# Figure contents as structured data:

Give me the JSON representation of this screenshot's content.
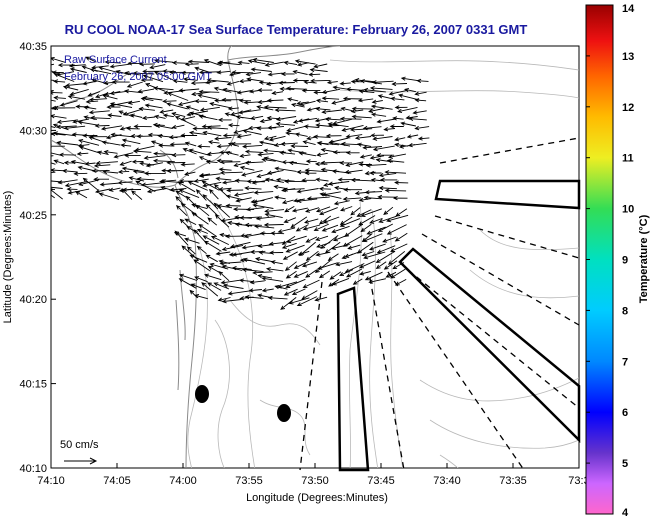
{
  "chart_data": {
    "type": "vector-field",
    "title": "RU COOL  NOAA-17  Sea Surface Temperature:  February 26, 2007 0331 GMT",
    "legend": [
      "Raw Surface Current",
      "February 26, 2007 05:00 GMT"
    ],
    "xlabel": "Longitude (Degrees:Minutes)",
    "ylabel": "Latitude (Degrees:Minutes)",
    "x_ticks": [
      "74:10",
      "74:05",
      "74:00",
      "73:55",
      "73:50",
      "73:45",
      "73:40",
      "73:35",
      "73:3"
    ],
    "y_ticks": [
      "40:10",
      "40:15",
      "40:20",
      "40:25",
      "40:30",
      "40:35"
    ],
    "xlim": [
      -74.1667,
      -73.5
    ],
    "ylim": [
      40.1667,
      40.5833
    ],
    "scale_arrow_label": "50 cm/s",
    "colorbar": {
      "label": "Temperature (°C)",
      "ticks": [
        "4",
        "5",
        "6",
        "7",
        "8",
        "9",
        "10",
        "11",
        "12",
        "13",
        "14"
      ],
      "range": [
        4,
        14
      ]
    },
    "grid": false
  },
  "colors": {
    "title": "#1a1aa0",
    "arrows": "#000000",
    "coast": "#9a9a9a",
    "bathymetry": "#b0b0b0"
  }
}
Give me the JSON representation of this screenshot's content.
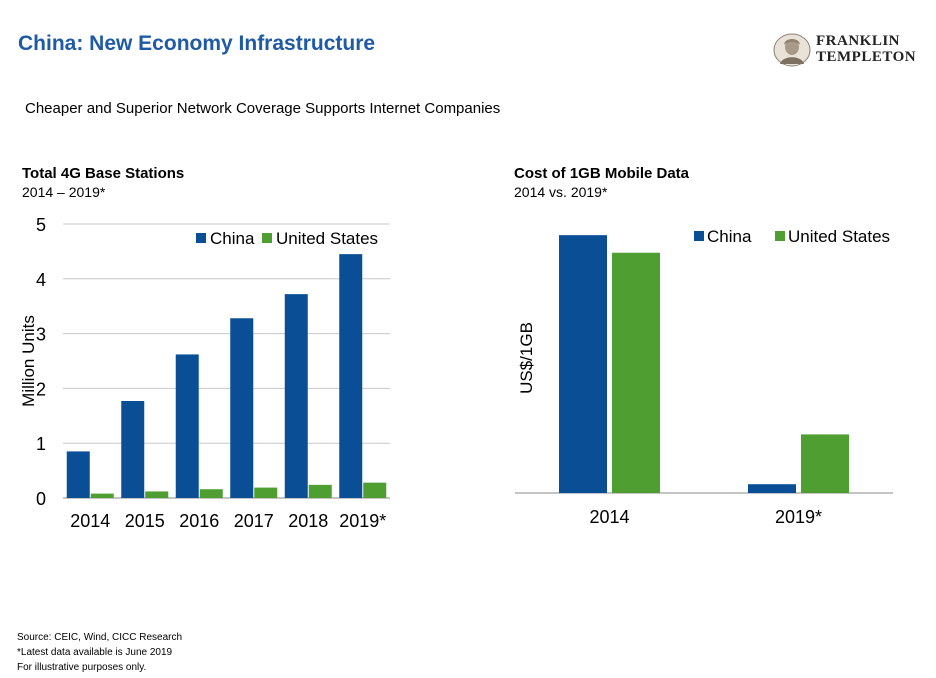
{
  "header": {
    "title": "China: New Economy Infrastructure",
    "brand_line1": "FRANKLIN",
    "brand_line2": "TEMPLETON",
    "subtitle": "Cheaper and Superior Network Coverage Supports Internet Companies"
  },
  "colors": {
    "title": "#1f5aa6",
    "china": "#0a4f96",
    "united_states": "#4e9e31",
    "gridline": "#c8c8c8"
  },
  "chart_data": [
    {
      "type": "bar",
      "title": "Total 4G Base Stations",
      "subtitle": "2014 – 2019*",
      "ylabel": "Million Units",
      "xlabel": "",
      "categories": [
        "2014",
        "2015",
        "2016",
        "2017",
        "2018",
        "2019*"
      ],
      "series": [
        {
          "name": "China",
          "values": [
            0.85,
            1.77,
            2.62,
            3.28,
            3.72,
            4.45
          ]
        },
        {
          "name": "United States",
          "values": [
            0.08,
            0.12,
            0.16,
            0.19,
            0.24,
            0.28
          ]
        }
      ],
      "ylim": [
        0,
        5
      ],
      "yticks": [
        "0",
        "1",
        "2",
        "3",
        "4",
        "5"
      ],
      "grid": true,
      "legend": "top"
    },
    {
      "type": "bar",
      "title": "Cost of 1GB Mobile Data",
      "subtitle": "2014 vs. 2019*",
      "ylabel": "US$/1GB",
      "xlabel": "",
      "categories": [
        "2014",
        "2019*"
      ],
      "series": [
        {
          "name": "China",
          "values": [
            0.88,
            0.03
          ]
        },
        {
          "name": "United States",
          "values": [
            0.82,
            0.2
          ]
        }
      ],
      "ylim": [
        0,
        1
      ],
      "grid": false,
      "legend": "top"
    }
  ],
  "footnotes": [
    "Source: CEIC, Wind, CICC Research",
    "*Latest data available is June 2019",
    "For illustrative purposes only."
  ]
}
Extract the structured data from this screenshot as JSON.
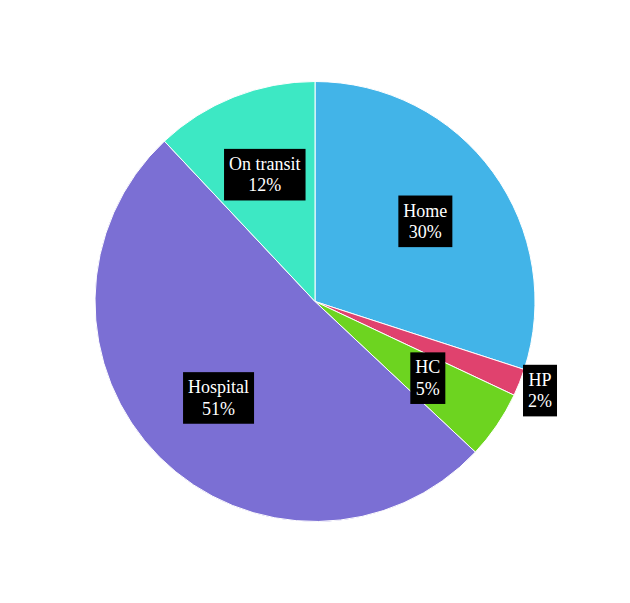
{
  "chart_data": {
    "type": "pie",
    "categories": [
      "Home",
      "HP",
      "HC",
      "Hospital",
      "On transit"
    ],
    "values": [
      30,
      2,
      5,
      51,
      12
    ],
    "value_labels": [
      "30%",
      "2%",
      "5%",
      "51%",
      "12%"
    ],
    "colors": [
      "#42b4e8",
      "#e0426e",
      "#6dd420",
      "#7b6fd4",
      "#3de8c4"
    ],
    "data_labels": true
  }
}
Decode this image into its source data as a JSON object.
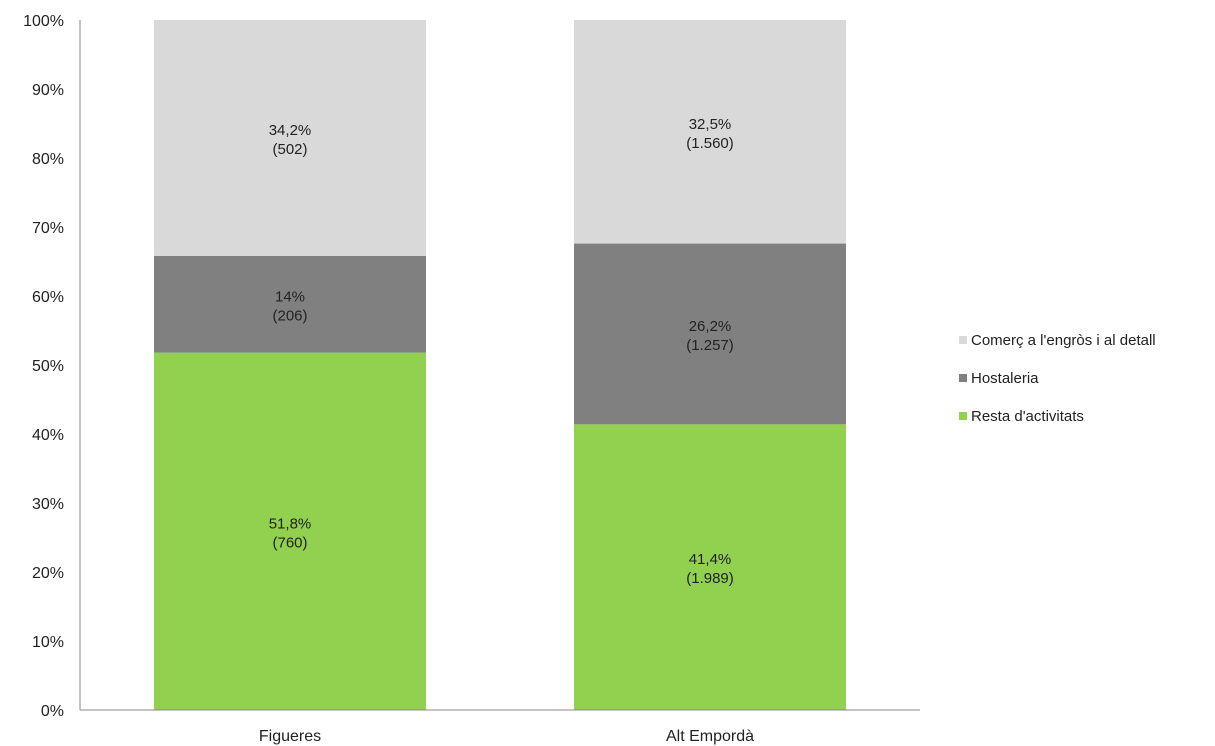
{
  "chart_data": {
    "type": "bar",
    "stacked": true,
    "categories": [
      "Figueres",
      "Alt Empordà"
    ],
    "ylim": [
      0,
      100
    ],
    "yticks": [
      "0%",
      "10%",
      "20%",
      "30%",
      "40%",
      "50%",
      "60%",
      "70%",
      "80%",
      "90%",
      "100%"
    ],
    "legend_position": "right",
    "grid": false,
    "series": [
      {
        "name": "Resta d'activitats",
        "color": "#92d050",
        "values": [
          51.8,
          41.4
        ],
        "labels": [
          {
            "pct": "51,8%",
            "count": "(760)"
          },
          {
            "pct": "41,4%",
            "count": "(1.989)"
          }
        ]
      },
      {
        "name": "Hostaleria",
        "color": "#808080",
        "values": [
          14,
          26.2
        ],
        "labels": [
          {
            "pct": "14%",
            "count": "(206)"
          },
          {
            "pct": "26,2%",
            "count": "(1.257)"
          }
        ]
      },
      {
        "name": "Comerç a l'engròs i al detall",
        "color": "#d9d9d9",
        "values": [
          34.2,
          32.5
        ],
        "labels": [
          {
            "pct": "34,2%",
            "count": "(502)"
          },
          {
            "pct": "32,5%",
            "count": "(1.560)"
          }
        ]
      }
    ],
    "legend_order": [
      "Comerç a l'engròs i al detall",
      "Hostaleria",
      "Resta d'activitats"
    ]
  }
}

# GIVEN TASK:
Which lines hold the word "Resta"? Copy all of them.

# THE OUTPUT:
        "name": "Resta d'activitats",
      "Resta d'activitats"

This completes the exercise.